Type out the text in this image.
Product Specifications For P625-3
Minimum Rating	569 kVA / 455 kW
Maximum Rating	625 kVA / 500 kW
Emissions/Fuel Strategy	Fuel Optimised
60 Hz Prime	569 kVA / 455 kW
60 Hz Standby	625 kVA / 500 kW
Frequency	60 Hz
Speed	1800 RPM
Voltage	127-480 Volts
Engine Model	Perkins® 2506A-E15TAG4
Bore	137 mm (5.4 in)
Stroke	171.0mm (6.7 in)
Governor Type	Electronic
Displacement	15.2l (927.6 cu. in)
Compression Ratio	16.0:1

— Problem statement —
Quote the data in full, keeping each word unchanged.

— Problem solution —
Type out the text in this image.
Product Specifications For P625-3
Minimum Rating	569 kVA / 455 kW
Maximum Rating	625 kVA / 500 kW
Emissions/Fuel Strategy	Fuel Optimised
60 Hz Prime	569 kVA / 455 kW
60 Hz Standby	625 kVA / 500 kW
Frequency	60 Hz
Speed	1800 RPM
Voltage	127-480 Volts
Engine Model	Perkins® 2506A-E15TAG4
Bore	137 mm (5.4 in)
Stroke	171.0mm (6.7 in)
Governor Type	Electronic
Displacement	15.2l (927.6 cu. in)
Compression Ratio	16.0:1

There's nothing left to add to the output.